◆ Stored records:
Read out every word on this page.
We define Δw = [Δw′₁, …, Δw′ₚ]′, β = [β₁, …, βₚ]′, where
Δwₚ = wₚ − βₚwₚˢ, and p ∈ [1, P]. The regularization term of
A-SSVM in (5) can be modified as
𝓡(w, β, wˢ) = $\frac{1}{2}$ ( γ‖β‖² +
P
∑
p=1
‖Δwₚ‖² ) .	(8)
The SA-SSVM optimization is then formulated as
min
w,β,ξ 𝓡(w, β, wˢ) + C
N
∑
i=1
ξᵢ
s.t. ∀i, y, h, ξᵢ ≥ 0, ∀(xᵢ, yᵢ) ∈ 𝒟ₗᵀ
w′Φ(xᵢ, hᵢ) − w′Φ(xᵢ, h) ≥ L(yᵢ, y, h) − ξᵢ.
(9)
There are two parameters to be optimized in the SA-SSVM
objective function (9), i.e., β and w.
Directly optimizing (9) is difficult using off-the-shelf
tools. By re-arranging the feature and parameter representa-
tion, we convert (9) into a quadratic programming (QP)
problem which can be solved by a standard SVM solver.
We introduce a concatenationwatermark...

◆ WHAT TO PRODUCE: Transcribe every record above exactly as it appears.

◆ SOLVED EXERCISE:
Read out every word on this page.
We define Δw = [Δw′₁, …, Δw′ₚ]′, β = [β₁, …, βₚ]′, where
Δwₚ = wₚ − βₚwₚˢ, and p ∈ [1, P]. The regularization term of
A-SSVM in (5) can be modified as
𝓡(w, β, wˢ) = $\frac{1}{2}$ ( γ‖β‖² +
P
∑
p=1
‖Δwₚ‖² ) .	(8)
The SA-SSVM optimization is then formulated as
min
w,β,ξ 𝓡(w, β, wˢ) + C
N
∑
i=1
ξᵢ
s.t. ∀i, y, h, ξᵢ ≥ 0, ∀(xᵢ, yᵢ) ∈ 𝒟ₗᵀ
w′Φ(xᵢ, hᵢ) − w′Φ(xᵢ, h) ≥ L(yᵢ, y, h) − ξᵢ.
(9)
There are two parameters to be optimized in the SA-SSVM
objective function (9), i.e., β and w.
Directly optimizing (9) is difficult using off-the-shelf
tools. By re-arranging the feature and parameter representa-
tion, we convert (9) into a quadratic programming (QP)
problem which can be solved by a standard SVM solver.
We introduce a concatenationwatermark...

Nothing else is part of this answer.